# [PROBLEM TO SOLVE]
Of all the lines in the records below, how many hold the word "farming"? Give the number alone.

# [PROVIDED INFORMATION]
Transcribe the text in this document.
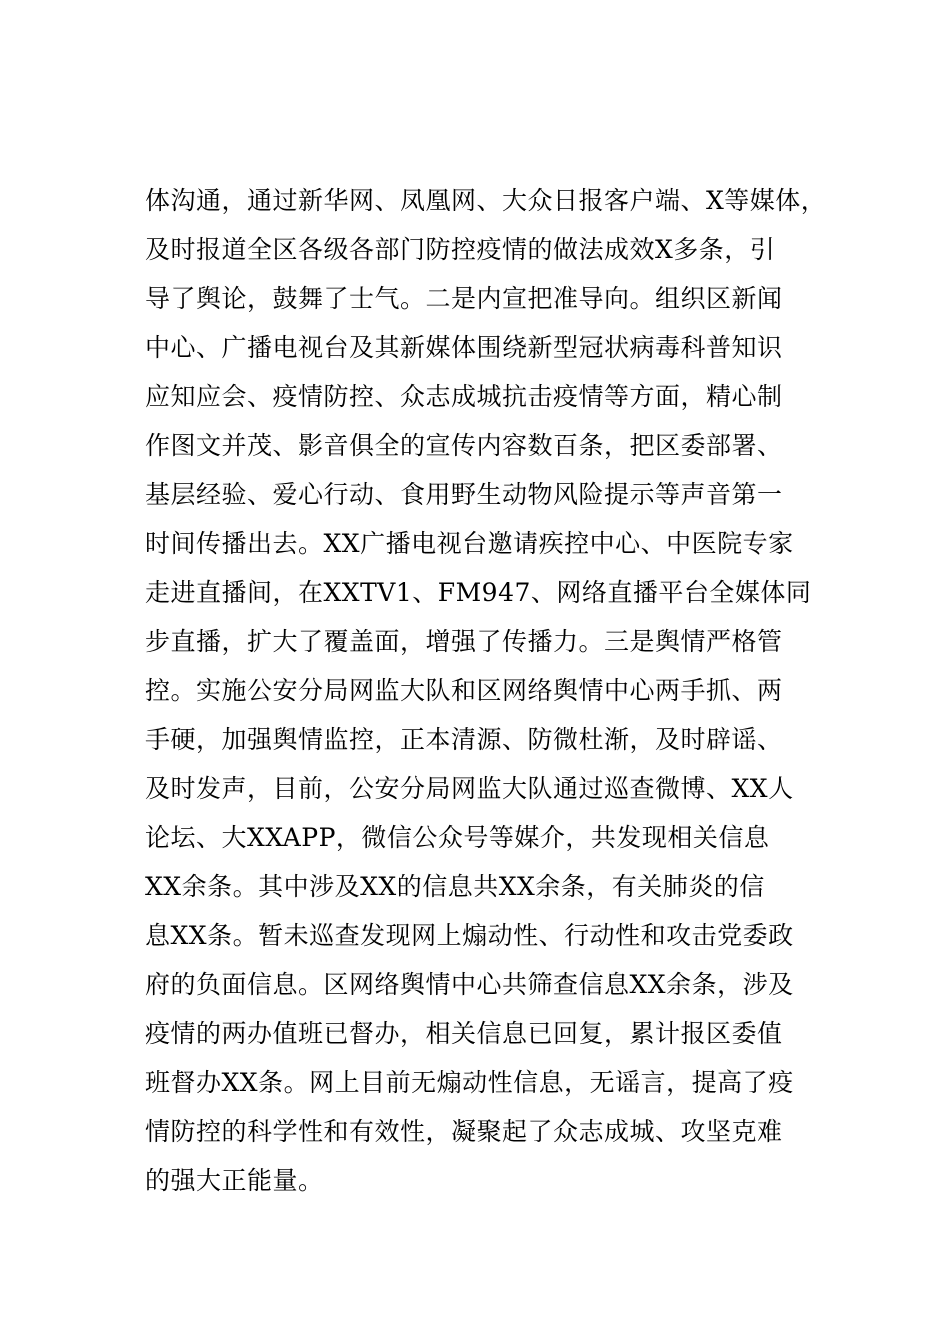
体沟通，通过新华网、凤凰网、大众日报客户端、X等媒体，
及时报道全区各级各部门防控疫情的做法成效X多条，引
导了舆论，鼓舞了士气。二是内宣把准导向。组织区新闻
中心、广播电视台及其新媒体围绕新型冠状病毒科普知识
应知应会、疫情防控、众志成城抗击疫情等方面，精心制
作图文并茂、影音俱全的宣传内容数百条，把区委部署、
基层经验、爱心行动、食用野生动物风险提示等声音第一
时间传播出去。XX广播电视台邀请疾控中心、中医院专家
走进直播间，在XXTV1、FM947、网络直播平台全媒体同
步直播，扩大了覆盖面，增强了传播力。三是舆情严格管
控。实施公安分局网监大队和区网络舆情中心两手抓、两
手硬，加强舆情监控，正本清源、防微杜渐，及时辟谣、
及时发声，目前，公安分局网监大队通过巡查微博、XX人
论坛、大XXAPP，微信公众号等媒介，共发现相关信息
XX余条。其中涉及XX的信息共XX余条，有关肺炎的信
息XX条。暂未巡查发现网上煽动性、行动性和攻击党委政
府的负面信息。区网络舆情中心共筛查信息XX余条，涉及
疫情的两办值班已督办，相关信息已回复，累计报区委值
班督办XX条。网上目前无煽动性信息，无谣言，提高了疫
情防控的科学性和有效性，凝聚起了众志成城、攻坚克难
的强大正能量。
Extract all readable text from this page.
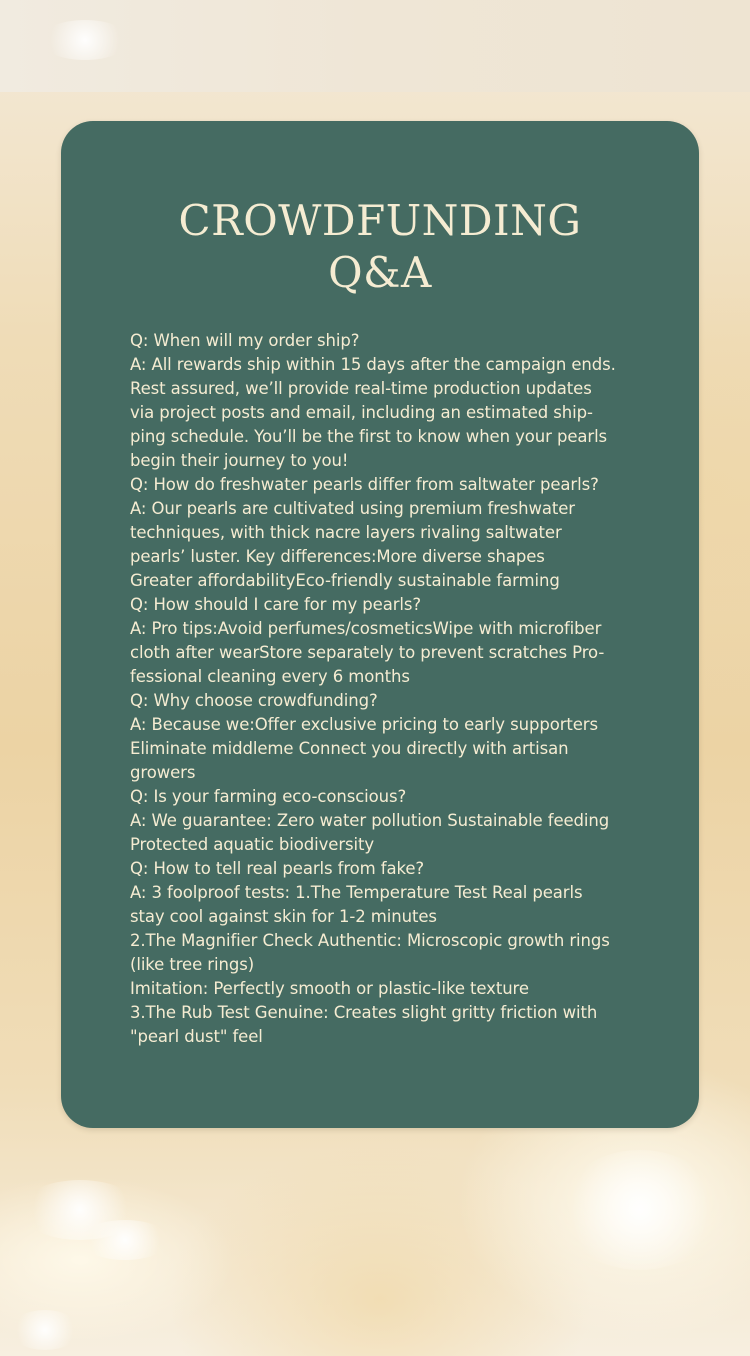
CROWDFUNDING
Q&A

Q: When will my order ship?

A: All rewards ship within 15 days after the campaign ends.

Rest assured, we’ll provide real-time production updates

via project posts and email, including an estimated ship-

ping schedule. You’ll be the first to know when your pearls

begin their journey to you!

Q: How do freshwater pearls differ from saltwater pearls?

A: Our pearls are cultivated using premium freshwater

techniques, with thick nacre layers rivaling saltwater

pearls’ luster. Key differences:More diverse shapes

Greater affordabilityEco-friendly sustainable farming

Q: How should I care for my pearls?

A: Pro tips:Avoid perfumes/cosmeticsWipe with microfiber

cloth after wearStore separately to prevent scratches Pro-

fessional cleaning every 6 months

Q: Why choose crowdfunding?

A: Because we:Offer exclusive pricing to early supporters

Eliminate middleme Connect you directly with artisan

growers

Q: Is your farming eco-conscious?

A: We guarantee: Zero water pollution Sustainable feeding

Protected aquatic biodiversity

Q: How to tell real pearls from fake?

A: 3 foolproof tests: 1.The Temperature Test Real pearls

stay cool against skin for 1-2 minutes

2.The Magnifier Check Authentic: Microscopic growth rings

(like tree rings)

Imitation: Perfectly smooth or plastic-like texture

3.The Rub Test Genuine: Creates slight gritty friction with

"pearl dust" feel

# [THE COMPLETED TASK]
2